■ TASK INSTRUCTIONS ■
Return every line below in which "from" appears.

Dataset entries
==================================================

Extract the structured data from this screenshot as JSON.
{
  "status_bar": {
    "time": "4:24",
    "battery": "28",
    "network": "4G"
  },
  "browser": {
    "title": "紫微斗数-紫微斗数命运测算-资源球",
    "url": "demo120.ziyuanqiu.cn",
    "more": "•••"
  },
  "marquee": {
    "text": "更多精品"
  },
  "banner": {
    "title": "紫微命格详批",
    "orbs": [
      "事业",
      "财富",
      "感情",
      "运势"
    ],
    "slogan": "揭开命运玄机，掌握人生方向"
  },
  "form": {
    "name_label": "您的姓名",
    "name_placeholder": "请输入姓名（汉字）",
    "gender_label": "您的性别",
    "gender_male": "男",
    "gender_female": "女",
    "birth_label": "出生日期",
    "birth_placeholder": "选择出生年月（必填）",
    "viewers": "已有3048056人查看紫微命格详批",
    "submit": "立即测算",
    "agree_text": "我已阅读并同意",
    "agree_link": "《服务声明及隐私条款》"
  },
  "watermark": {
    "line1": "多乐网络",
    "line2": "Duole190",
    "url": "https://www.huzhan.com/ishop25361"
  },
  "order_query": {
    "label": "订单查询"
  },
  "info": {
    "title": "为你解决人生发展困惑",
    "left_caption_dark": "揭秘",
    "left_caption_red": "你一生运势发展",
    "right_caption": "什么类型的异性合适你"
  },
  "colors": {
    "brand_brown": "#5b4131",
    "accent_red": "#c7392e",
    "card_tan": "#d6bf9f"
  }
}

==================================================

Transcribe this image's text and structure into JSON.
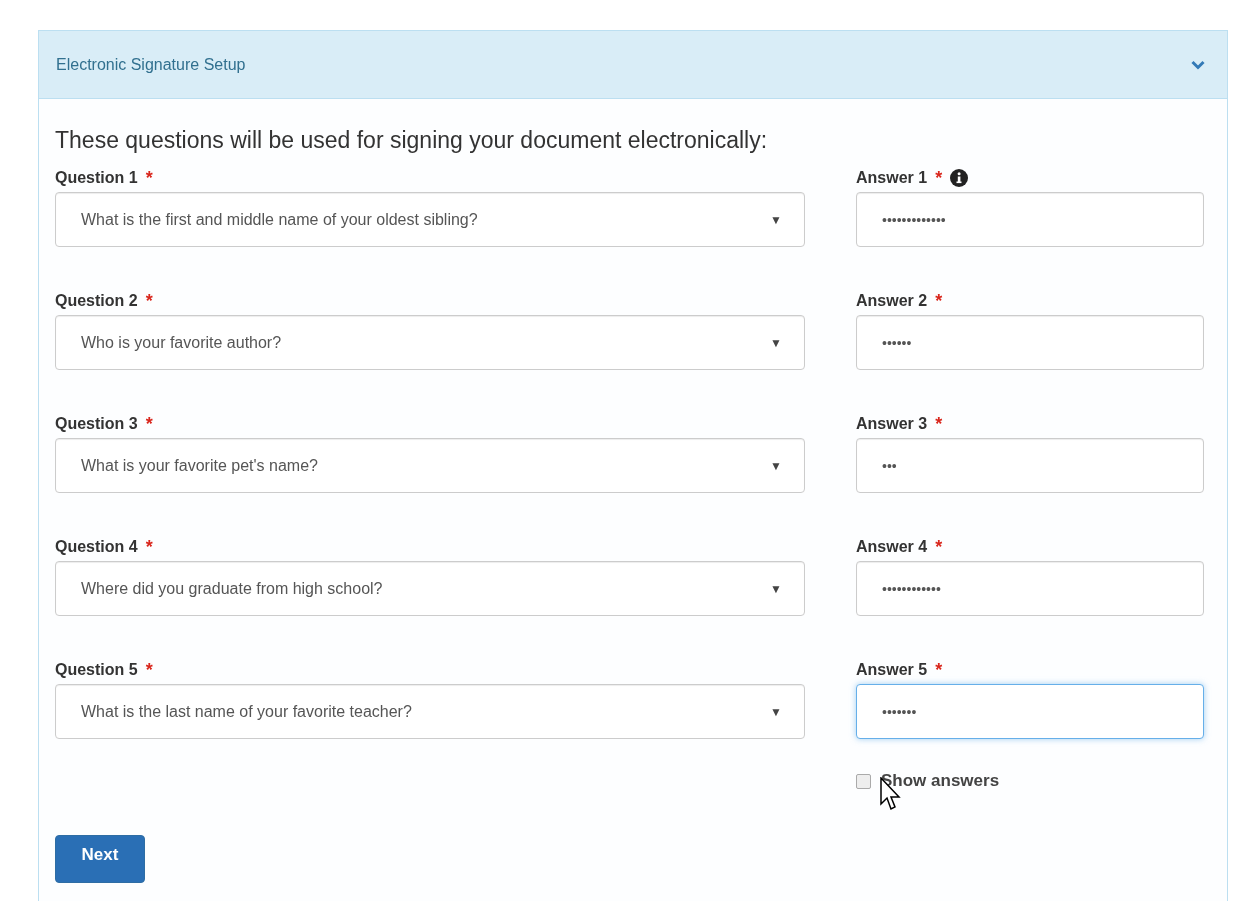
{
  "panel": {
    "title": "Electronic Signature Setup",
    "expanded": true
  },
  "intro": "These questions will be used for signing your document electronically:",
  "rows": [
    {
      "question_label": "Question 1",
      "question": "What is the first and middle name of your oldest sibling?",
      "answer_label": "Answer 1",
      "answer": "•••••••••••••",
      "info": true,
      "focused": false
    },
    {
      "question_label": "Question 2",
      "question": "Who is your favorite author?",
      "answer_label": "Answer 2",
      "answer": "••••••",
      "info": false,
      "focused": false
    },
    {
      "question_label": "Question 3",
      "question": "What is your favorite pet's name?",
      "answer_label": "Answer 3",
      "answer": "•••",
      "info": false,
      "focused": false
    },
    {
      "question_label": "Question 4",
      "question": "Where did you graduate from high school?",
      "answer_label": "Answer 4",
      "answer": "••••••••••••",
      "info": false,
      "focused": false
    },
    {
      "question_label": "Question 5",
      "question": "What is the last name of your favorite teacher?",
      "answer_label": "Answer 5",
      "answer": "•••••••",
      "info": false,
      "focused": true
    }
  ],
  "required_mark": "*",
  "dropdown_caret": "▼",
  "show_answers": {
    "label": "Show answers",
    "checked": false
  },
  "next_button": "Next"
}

==================================================

■ WRITTEN SOLUTION ■
Extract the structured data from this screenshot as JSON.
      "question": "Where did you graduate from high school?",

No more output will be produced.